* _What you have to do_:
Return every record below exactly as written, omitting any pictures.
:: Source material
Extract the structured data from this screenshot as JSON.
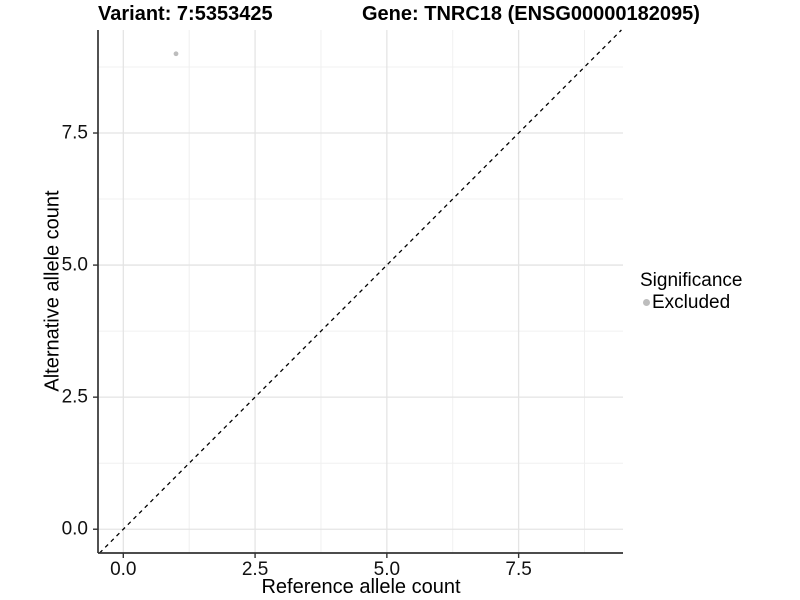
{
  "header": {
    "variant_title": "Variant: 7:5353425",
    "gene_title": "Gene: TNRC18 (ENSG00000182095)"
  },
  "chart_data": {
    "type": "scatter",
    "title": "Variant: 7:5353425   Gene: TNRC18 (ENSG00000182095)",
    "xlabel": "Reference allele count",
    "ylabel": "Alternative allele count",
    "xlim": [
      -0.48,
      9.48
    ],
    "ylim": [
      -0.45,
      9.45
    ],
    "x_breaks": [
      0,
      2.5,
      5,
      7.5
    ],
    "x_tick_labels": [
      "0.0",
      "2.5",
      "5.0",
      "7.5"
    ],
    "y_breaks": [
      0,
      2.5,
      5,
      7.5
    ],
    "y_tick_labels": [
      "0.0",
      "2.5",
      "5.0",
      "7.5"
    ],
    "x_minor_breaks": [
      1.25,
      3.75,
      6.25,
      8.75
    ],
    "y_minor_breaks": [
      1.25,
      3.75,
      6.25,
      8.75
    ],
    "grid": true,
    "series": [
      {
        "name": "Excluded",
        "color": "#bdbdbd",
        "points": [
          {
            "x": 1,
            "y": 9
          }
        ]
      }
    ],
    "reference_line": {
      "type": "identity",
      "style": "dashed",
      "color": "#000000"
    },
    "legend": {
      "title": "Significance",
      "position": "right",
      "items": [
        {
          "label": "Excluded",
          "color": "#bdbdbd"
        }
      ]
    },
    "palette": {
      "grid_major": "#e4e4e4",
      "grid_minor": "#f0f0f0",
      "axis_line": "#333333",
      "tick_text": "#111111"
    }
  }
}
::::
* _Task answer_:
Extract the structured data from this screenshot as JSON.
{
  "header": {
    "variant_title": "Variant: 7:5353425",
    "gene_title": "Gene: TNRC18 (ENSG00000182095)"
  },
  "chart_data": {
    "type": "scatter",
    "title": "Variant: 7:5353425   Gene: TNRC18 (ENSG00000182095)",
    "xlabel": "Reference allele count",
    "ylabel": "Alternative allele count",
    "xlim": [
      -0.48,
      9.48
    ],
    "ylim": [
      -0.45,
      9.45
    ],
    "x_breaks": [
      0,
      2.5,
      5,
      7.5
    ],
    "x_tick_labels": [
      "0.0",
      "2.5",
      "5.0",
      "7.5"
    ],
    "y_breaks": [
      0,
      2.5,
      5,
      7.5
    ],
    "y_tick_labels": [
      "0.0",
      "2.5",
      "5.0",
      "7.5"
    ],
    "x_minor_breaks": [
      1.25,
      3.75,
      6.25,
      8.75
    ],
    "y_minor_breaks": [
      1.25,
      3.75,
      6.25,
      8.75
    ],
    "grid": true,
    "series": [
      {
        "name": "Excluded",
        "color": "#bdbdbd",
        "points": [
          {
            "x": 1,
            "y": 9
          }
        ]
      }
    ],
    "reference_line": {
      "type": "identity",
      "style": "dashed",
      "color": "#000000"
    },
    "legend": {
      "title": "Significance",
      "position": "right",
      "items": [
        {
          "label": "Excluded",
          "color": "#bdbdbd"
        }
      ]
    },
    "palette": {
      "grid_major": "#e4e4e4",
      "grid_minor": "#f0f0f0",
      "axis_line": "#333333",
      "tick_text": "#111111"
    }
  }
}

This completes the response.